PROBLEM DESCRIPTION →
Copy every line of the records below word for word, leaving each character unchanged.

Data listing:
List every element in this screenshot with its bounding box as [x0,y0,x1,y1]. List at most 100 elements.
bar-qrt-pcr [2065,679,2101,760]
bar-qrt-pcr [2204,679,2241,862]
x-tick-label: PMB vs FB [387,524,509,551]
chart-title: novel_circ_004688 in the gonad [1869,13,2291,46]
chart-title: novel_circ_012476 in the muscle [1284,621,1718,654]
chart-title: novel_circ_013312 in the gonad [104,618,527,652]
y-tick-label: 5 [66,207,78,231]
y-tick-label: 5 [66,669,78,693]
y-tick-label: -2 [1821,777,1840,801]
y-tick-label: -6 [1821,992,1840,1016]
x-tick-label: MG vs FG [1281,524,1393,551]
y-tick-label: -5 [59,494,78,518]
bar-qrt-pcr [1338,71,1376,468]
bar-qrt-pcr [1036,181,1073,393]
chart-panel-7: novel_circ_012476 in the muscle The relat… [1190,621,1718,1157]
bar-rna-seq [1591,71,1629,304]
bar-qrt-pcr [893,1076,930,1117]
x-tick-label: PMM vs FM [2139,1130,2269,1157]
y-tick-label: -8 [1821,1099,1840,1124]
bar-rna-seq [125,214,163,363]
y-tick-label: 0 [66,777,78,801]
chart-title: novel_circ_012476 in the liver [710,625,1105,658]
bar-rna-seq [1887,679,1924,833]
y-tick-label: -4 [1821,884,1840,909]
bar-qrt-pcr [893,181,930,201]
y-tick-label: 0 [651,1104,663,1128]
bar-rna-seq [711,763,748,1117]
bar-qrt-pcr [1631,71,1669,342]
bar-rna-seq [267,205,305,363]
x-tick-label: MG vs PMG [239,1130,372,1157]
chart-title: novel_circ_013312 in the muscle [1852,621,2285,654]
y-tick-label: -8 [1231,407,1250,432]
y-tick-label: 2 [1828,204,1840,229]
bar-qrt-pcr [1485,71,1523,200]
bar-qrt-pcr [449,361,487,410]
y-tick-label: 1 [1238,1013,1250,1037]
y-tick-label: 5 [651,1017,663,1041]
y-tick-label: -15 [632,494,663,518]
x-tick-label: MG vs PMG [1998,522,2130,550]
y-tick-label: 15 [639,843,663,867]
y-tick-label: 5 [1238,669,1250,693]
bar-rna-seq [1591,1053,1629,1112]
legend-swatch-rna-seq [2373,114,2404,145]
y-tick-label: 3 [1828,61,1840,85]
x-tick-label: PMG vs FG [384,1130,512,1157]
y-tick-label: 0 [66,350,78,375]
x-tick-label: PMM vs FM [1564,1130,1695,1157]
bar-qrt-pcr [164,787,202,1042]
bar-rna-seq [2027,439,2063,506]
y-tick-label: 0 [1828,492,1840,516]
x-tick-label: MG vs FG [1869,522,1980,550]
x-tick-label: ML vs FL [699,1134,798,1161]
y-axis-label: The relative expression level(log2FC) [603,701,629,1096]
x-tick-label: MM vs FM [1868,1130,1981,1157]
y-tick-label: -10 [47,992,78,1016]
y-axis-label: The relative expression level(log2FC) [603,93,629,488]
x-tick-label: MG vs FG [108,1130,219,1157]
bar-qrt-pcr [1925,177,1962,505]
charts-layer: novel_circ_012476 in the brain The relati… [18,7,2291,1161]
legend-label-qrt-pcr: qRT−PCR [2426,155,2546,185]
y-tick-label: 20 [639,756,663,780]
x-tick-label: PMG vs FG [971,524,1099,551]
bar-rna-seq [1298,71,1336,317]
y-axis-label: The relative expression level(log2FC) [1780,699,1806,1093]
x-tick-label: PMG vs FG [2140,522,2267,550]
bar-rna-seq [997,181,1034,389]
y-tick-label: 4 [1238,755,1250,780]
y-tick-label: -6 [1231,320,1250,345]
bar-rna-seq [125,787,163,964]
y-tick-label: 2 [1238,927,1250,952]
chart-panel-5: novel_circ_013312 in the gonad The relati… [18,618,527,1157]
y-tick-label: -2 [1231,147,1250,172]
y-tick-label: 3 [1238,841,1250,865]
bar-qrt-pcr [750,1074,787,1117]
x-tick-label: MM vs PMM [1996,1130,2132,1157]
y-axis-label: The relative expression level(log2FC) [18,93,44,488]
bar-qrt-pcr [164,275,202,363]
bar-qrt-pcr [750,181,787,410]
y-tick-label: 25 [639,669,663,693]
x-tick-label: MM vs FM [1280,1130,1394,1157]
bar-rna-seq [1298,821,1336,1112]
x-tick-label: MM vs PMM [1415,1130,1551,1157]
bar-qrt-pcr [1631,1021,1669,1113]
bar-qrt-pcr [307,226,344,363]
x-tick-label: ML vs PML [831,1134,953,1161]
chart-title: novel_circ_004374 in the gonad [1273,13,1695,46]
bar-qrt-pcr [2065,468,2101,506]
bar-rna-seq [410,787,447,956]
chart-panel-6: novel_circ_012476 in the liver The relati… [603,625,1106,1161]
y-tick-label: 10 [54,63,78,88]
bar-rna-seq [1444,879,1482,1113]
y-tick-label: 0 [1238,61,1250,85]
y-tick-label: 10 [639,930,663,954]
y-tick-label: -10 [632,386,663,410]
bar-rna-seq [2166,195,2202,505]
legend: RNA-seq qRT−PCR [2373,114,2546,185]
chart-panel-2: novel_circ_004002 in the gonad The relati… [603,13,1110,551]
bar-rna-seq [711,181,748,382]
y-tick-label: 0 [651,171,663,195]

RESULT →
List every element in this screenshot with its bounding box as [x0,y0,x1,y1]. List at most 100 elements.
bar-qrt-pcr [2065,679,2101,760]
bar-qrt-pcr [2204,679,2241,862]
x-tick-label: PMB vs FB [387,524,509,551]
chart-title: novel_circ_004688 in the gonad [1869,13,2291,46]
chart-title: novel_circ_012476 in the muscle [1284,621,1718,654]
chart-title: novel_circ_013312 in the gonad [104,618,527,652]
y-tick-label: 5 [66,207,78,231]
y-tick-label: 5 [66,669,78,693]
y-tick-label: -2 [1821,777,1840,801]
y-tick-label: -6 [1821,992,1840,1016]
x-tick-label: MG vs FG [1281,524,1393,551]
y-tick-label: -5 [59,494,78,518]
bar-qrt-pcr [1338,71,1376,468]
bar-qrt-pcr [1036,181,1073,393]
chart-panel-7: novel_circ_012476 in the muscle The relat… [1190,621,1718,1157]
bar-rna-seq [1591,71,1629,304]
bar-qrt-pcr [893,1076,930,1117]
x-tick-label: PMM vs FM [2139,1130,2269,1157]
y-tick-label: -8 [1821,1099,1840,1124]
bar-rna-seq [125,214,163,363]
y-tick-label: 0 [66,777,78,801]
chart-title: novel_circ_012476 in the liver [710,625,1105,658]
bar-rna-seq [1887,679,1924,833]
y-tick-label: -4 [1821,884,1840,909]
bar-qrt-pcr [893,181,930,201]
y-tick-label: 0 [651,1104,663,1128]
bar-rna-seq [711,763,748,1117]
bar-qrt-pcr [1631,71,1669,342]
bar-rna-seq [267,205,305,363]
x-tick-label: MG vs PMG [239,1130,372,1157]
chart-title: novel_circ_013312 in the muscle [1852,621,2285,654]
y-tick-label: -8 [1231,407,1250,432]
y-tick-label: 2 [1828,204,1840,229]
bar-qrt-pcr [1485,71,1523,200]
bar-qrt-pcr [449,361,487,410]
y-tick-label: 1 [1238,1013,1250,1037]
y-tick-label: 5 [651,1017,663,1041]
y-tick-label: -15 [632,494,663,518]
x-tick-label: MG vs PMG [1998,522,2130,550]
y-tick-label: 15 [639,843,663,867]
y-tick-label: 5 [1238,669,1250,693]
bar-rna-seq [1591,1053,1629,1112]
legend-swatch-rna-seq [2373,114,2404,145]
y-tick-label: 3 [1828,61,1840,85]
x-tick-label: PMG vs FG [384,1130,512,1157]
y-tick-label: 0 [66,350,78,375]
x-tick-label: PMM vs FM [1564,1130,1695,1157]
bar-qrt-pcr [164,787,202,1042]
bar-rna-seq [2027,439,2063,506]
y-tick-label: 0 [1828,492,1840,516]
x-tick-label: MG vs FG [1869,522,1980,550]
x-tick-label: ML vs FL [699,1134,798,1161]
y-axis-label: The relative expression level(log2FC) [603,701,629,1096]
x-tick-label: MM vs FM [1868,1130,1981,1157]
y-tick-label: -10 [47,992,78,1016]
y-axis-label: The relative expression level(log2FC) [603,93,629,488]
x-tick-label: MG vs FG [108,1130,219,1157]
bar-qrt-pcr [1925,177,1962,505]
charts-layer: novel_circ_012476 in the brain The relati… [18,7,2291,1161]
legend-label-qrt-pcr: qRT−PCR [2426,155,2546,185]
y-tick-label: 20 [639,756,663,780]
x-tick-label: PMG vs FG [971,524,1099,551]
bar-rna-seq [1298,71,1336,317]
y-axis-label: The relative expression level(log2FC) [1780,699,1806,1093]
x-tick-label: PMG vs FG [2140,522,2267,550]
bar-rna-seq [997,181,1034,389]
y-tick-label: 4 [1238,755,1250,780]
y-tick-label: -6 [1231,320,1250,345]
bar-rna-seq [125,787,163,964]
y-tick-label: 2 [1238,927,1250,952]
chart-panel-5: novel_circ_013312 in the gonad The relati… [18,618,527,1157]
y-tick-label: -2 [1231,147,1250,172]
y-tick-label: 3 [1238,841,1250,865]
bar-qrt-pcr [750,1074,787,1117]
x-tick-label: MM vs PMM [1996,1130,2132,1157]
y-axis-label: The relative expression level(log2FC) [18,93,44,488]
bar-qrt-pcr [164,275,202,363]
bar-qrt-pcr [750,181,787,410]
y-tick-label: 25 [639,669,663,693]
x-tick-label: MM vs FM [1280,1130,1394,1157]
bar-rna-seq [1298,821,1336,1112]
x-tick-label: MM vs PMM [1415,1130,1551,1157]
bar-qrt-pcr [1631,1021,1669,1113]
bar-qrt-pcr [307,226,344,363]
x-tick-label: ML vs PML [831,1134,953,1161]
chart-title: novel_circ_004374 in the gonad [1273,13,1695,46]
bar-qrt-pcr [2065,468,2101,506]
bar-rna-seq [410,787,447,956]
chart-panel-6: novel_circ_012476 in the liver The relati… [603,625,1106,1161]
y-tick-label: 10 [54,63,78,88]
bar-rna-seq [1444,879,1482,1113]
y-tick-label: 0 [1238,61,1250,85]
y-tick-label: 10 [639,930,663,954]
y-tick-label: -10 [632,386,663,410]
bar-rna-seq [2166,195,2202,505]
legend: RNA-seq qRT−PCR [2373,114,2546,185]
chart-panel-2: novel_circ_004002 in the gonad The relati… [603,13,1110,551]
bar-rna-seq [711,181,748,382]
y-tick-label: 0 [651,171,663,195]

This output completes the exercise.